Set task:
Pull each line holding the word "Dollar" from the data.

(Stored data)

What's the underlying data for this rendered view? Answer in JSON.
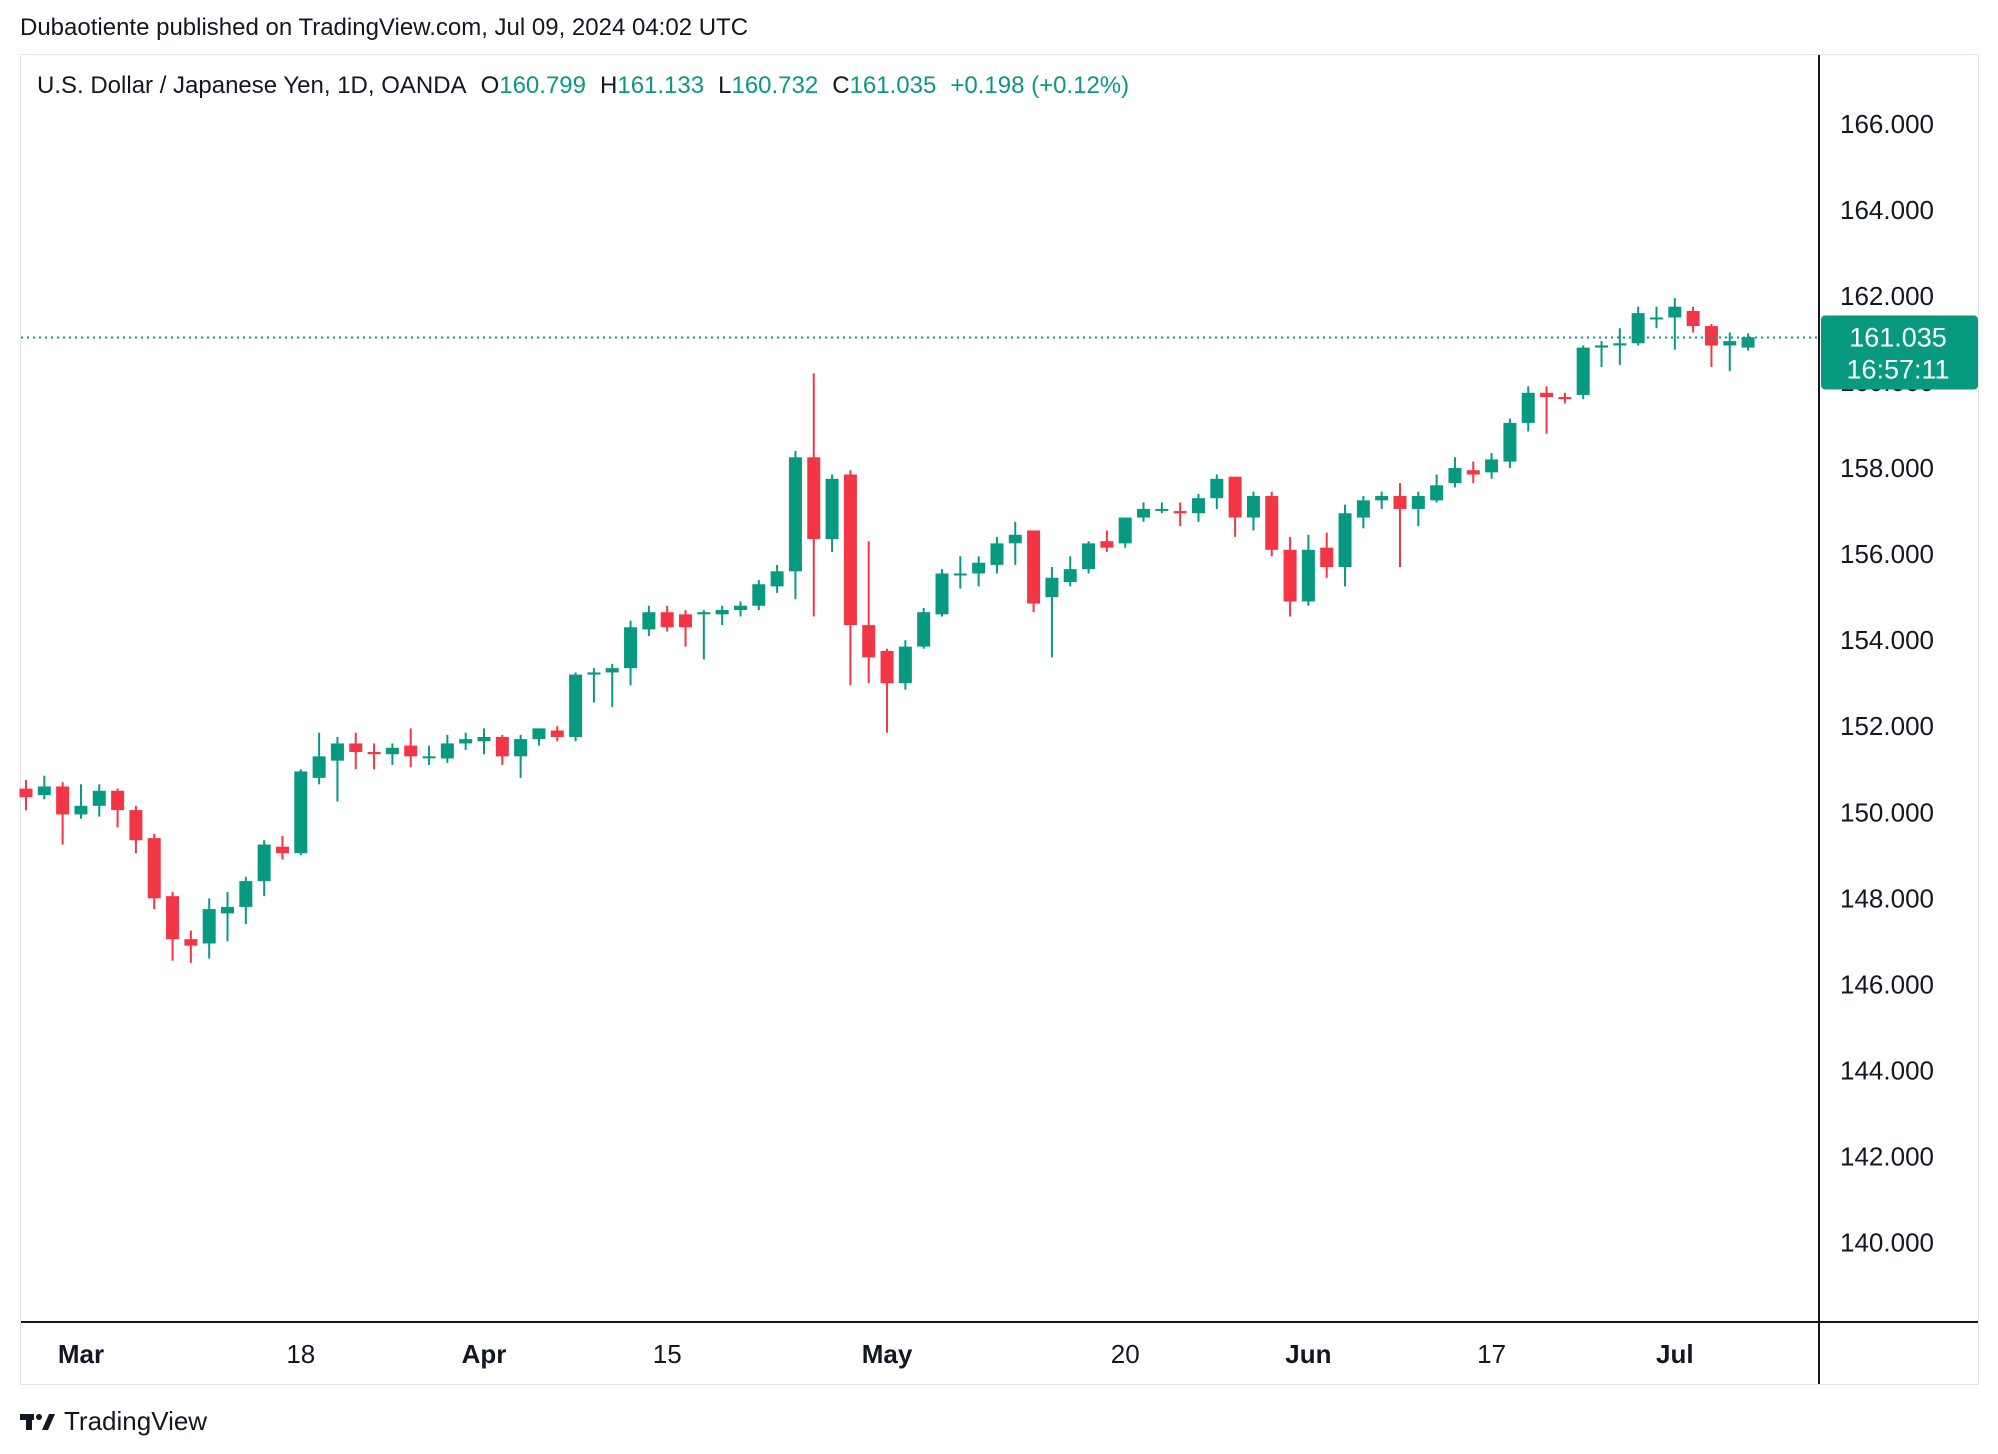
{
  "header": {
    "published": "Dubaotiente published on TradingView.com, Jul 09, 2024 04:02 UTC"
  },
  "legend": {
    "symbol": "U.S. Dollar / Japanese Yen, 1D, OANDA",
    "o_label": "O",
    "o_value": "160.799",
    "h_label": "H",
    "h_value": "161.133",
    "l_label": "L",
    "l_value": "160.732",
    "c_label": "C",
    "c_value": "161.035",
    "change": "+0.198 (+0.12%)"
  },
  "price_badge": {
    "price": "161.035",
    "countdown": "16:57:11"
  },
  "footer": {
    "brand": "TradingView"
  },
  "colors": {
    "up": "#089981",
    "down": "#f23645",
    "axis_text": "#131722",
    "badge": "#089981"
  },
  "chart_data": {
    "type": "candlestick",
    "title": "U.S. Dollar / Japanese Yen, 1D, OANDA",
    "ylim": [
      138.2,
      167.6
    ],
    "y_ticks": [
      "140.000",
      "142.000",
      "144.000",
      "146.000",
      "148.000",
      "150.000",
      "152.000",
      "154.000",
      "156.000",
      "158.000",
      "160.000",
      "162.000",
      "164.000",
      "166.000"
    ],
    "x_labels": [
      {
        "label": "Mar",
        "index": 3,
        "bold": true
      },
      {
        "label": "18",
        "index": 15,
        "bold": false
      },
      {
        "label": "Apr",
        "index": 25,
        "bold": true
      },
      {
        "label": "15",
        "index": 35,
        "bold": false
      },
      {
        "label": "May",
        "index": 47,
        "bold": true
      },
      {
        "label": "20",
        "index": 60,
        "bold": false
      },
      {
        "label": "Jun",
        "index": 70,
        "bold": true
      },
      {
        "label": "17",
        "index": 80,
        "bold": false
      },
      {
        "label": "Jul",
        "index": 90,
        "bold": true
      }
    ],
    "last_price": 161.035,
    "candles": [
      [
        150.55,
        150.75,
        150.05,
        150.35
      ],
      [
        150.4,
        150.85,
        150.3,
        150.6
      ],
      [
        150.6,
        150.7,
        149.25,
        149.95
      ],
      [
        149.95,
        150.65,
        149.85,
        150.15
      ],
      [
        150.15,
        150.65,
        149.9,
        150.5
      ],
      [
        150.5,
        150.55,
        149.65,
        150.05
      ],
      [
        150.05,
        150.15,
        149.05,
        149.35
      ],
      [
        149.4,
        149.5,
        147.75,
        148.0
      ],
      [
        148.05,
        148.15,
        146.55,
        147.05
      ],
      [
        147.05,
        147.25,
        146.5,
        146.9
      ],
      [
        146.95,
        148.0,
        146.6,
        147.75
      ],
      [
        147.65,
        148.15,
        147.0,
        147.8
      ],
      [
        147.8,
        148.5,
        147.4,
        148.4
      ],
      [
        148.4,
        149.35,
        148.05,
        149.25
      ],
      [
        149.2,
        149.45,
        148.9,
        149.05
      ],
      [
        149.05,
        151.0,
        149.0,
        150.95
      ],
      [
        150.8,
        151.85,
        150.65,
        151.3
      ],
      [
        151.2,
        151.75,
        150.25,
        151.6
      ],
      [
        151.6,
        151.85,
        151.0,
        151.4
      ],
      [
        151.4,
        151.6,
        151.0,
        151.35
      ],
      [
        151.35,
        151.6,
        151.1,
        151.5
      ],
      [
        151.55,
        151.95,
        151.05,
        151.3
      ],
      [
        151.3,
        151.55,
        151.1,
        151.3
      ],
      [
        151.25,
        151.8,
        151.15,
        151.6
      ],
      [
        151.6,
        151.85,
        151.45,
        151.7
      ],
      [
        151.65,
        151.95,
        151.35,
        151.75
      ],
      [
        151.75,
        151.8,
        151.1,
        151.3
      ],
      [
        151.3,
        151.8,
        150.8,
        151.7
      ],
      [
        151.7,
        151.95,
        151.55,
        151.95
      ],
      [
        151.9,
        152.0,
        151.65,
        151.75
      ],
      [
        151.75,
        153.25,
        151.65,
        153.2
      ],
      [
        153.2,
        153.35,
        152.55,
        153.25
      ],
      [
        153.25,
        153.45,
        152.45,
        153.35
      ],
      [
        153.35,
        154.45,
        152.95,
        154.3
      ],
      [
        154.25,
        154.8,
        154.1,
        154.65
      ],
      [
        154.65,
        154.8,
        154.2,
        154.3
      ],
      [
        154.6,
        154.7,
        153.85,
        154.3
      ],
      [
        154.6,
        154.7,
        153.55,
        154.65
      ],
      [
        154.6,
        154.8,
        154.35,
        154.7
      ],
      [
        154.7,
        154.9,
        154.55,
        154.8
      ],
      [
        154.8,
        155.4,
        154.7,
        155.3
      ],
      [
        155.25,
        155.75,
        155.1,
        155.6
      ],
      [
        155.6,
        158.4,
        154.95,
        158.25
      ],
      [
        158.25,
        160.2,
        154.55,
        156.35
      ],
      [
        156.35,
        157.85,
        156.05,
        157.75
      ],
      [
        157.85,
        157.95,
        152.95,
        154.35
      ],
      [
        154.35,
        156.3,
        153.0,
        153.6
      ],
      [
        153.75,
        153.8,
        151.85,
        153.0
      ],
      [
        153.0,
        154.0,
        152.85,
        153.85
      ],
      [
        153.85,
        154.75,
        153.8,
        154.65
      ],
      [
        154.6,
        155.65,
        154.55,
        155.55
      ],
      [
        155.55,
        155.95,
        155.2,
        155.55
      ],
      [
        155.55,
        155.95,
        155.25,
        155.8
      ],
      [
        155.75,
        156.4,
        155.55,
        156.25
      ],
      [
        156.25,
        156.75,
        155.75,
        156.45
      ],
      [
        156.55,
        156.55,
        154.65,
        154.85
      ],
      [
        155.0,
        155.7,
        153.6,
        155.45
      ],
      [
        155.35,
        155.95,
        155.25,
        155.65
      ],
      [
        155.65,
        156.3,
        155.55,
        156.25
      ],
      [
        156.3,
        156.55,
        156.05,
        156.15
      ],
      [
        156.25,
        156.85,
        156.15,
        156.85
      ],
      [
        156.85,
        157.2,
        156.75,
        157.05
      ],
      [
        157.05,
        157.2,
        156.95,
        157.05
      ],
      [
        157.0,
        157.2,
        156.65,
        156.95
      ],
      [
        156.95,
        157.4,
        156.75,
        157.3
      ],
      [
        157.3,
        157.85,
        157.05,
        157.75
      ],
      [
        157.8,
        157.8,
        156.4,
        156.85
      ],
      [
        156.85,
        157.45,
        156.55,
        157.35
      ],
      [
        157.35,
        157.45,
        155.95,
        156.1
      ],
      [
        156.1,
        156.4,
        154.55,
        154.9
      ],
      [
        154.9,
        156.45,
        154.8,
        156.1
      ],
      [
        156.15,
        156.5,
        155.45,
        155.7
      ],
      [
        155.7,
        157.15,
        155.25,
        156.95
      ],
      [
        156.85,
        157.35,
        156.6,
        157.25
      ],
      [
        157.25,
        157.45,
        157.05,
        157.35
      ],
      [
        157.35,
        157.65,
        155.7,
        157.05
      ],
      [
        157.05,
        157.45,
        156.65,
        157.35
      ],
      [
        157.25,
        157.85,
        157.2,
        157.6
      ],
      [
        157.65,
        158.25,
        157.55,
        158.0
      ],
      [
        157.95,
        158.15,
        157.65,
        157.85
      ],
      [
        157.9,
        158.35,
        157.75,
        158.2
      ],
      [
        158.15,
        159.15,
        158.0,
        159.05
      ],
      [
        159.05,
        159.9,
        158.85,
        159.75
      ],
      [
        159.75,
        159.9,
        158.8,
        159.65
      ],
      [
        159.65,
        159.75,
        159.5,
        159.6
      ],
      [
        159.7,
        160.85,
        159.6,
        160.8
      ],
      [
        160.8,
        160.95,
        160.35,
        160.85
      ],
      [
        160.85,
        161.25,
        160.4,
        160.9
      ],
      [
        160.9,
        161.75,
        160.85,
        161.6
      ],
      [
        161.5,
        161.75,
        161.25,
        161.5
      ],
      [
        161.5,
        161.95,
        160.75,
        161.75
      ],
      [
        161.65,
        161.75,
        161.15,
        161.3
      ],
      [
        161.3,
        161.35,
        160.35,
        160.85
      ],
      [
        160.85,
        161.15,
        160.25,
        160.95
      ],
      [
        160.8,
        161.13,
        160.73,
        161.04
      ]
    ]
  }
}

Answer below:
    "symbol": "U.S. Dollar / Japanese Yen, 1D, OANDA",
    "title": "U.S. Dollar / Japanese Yen, 1D, OANDA",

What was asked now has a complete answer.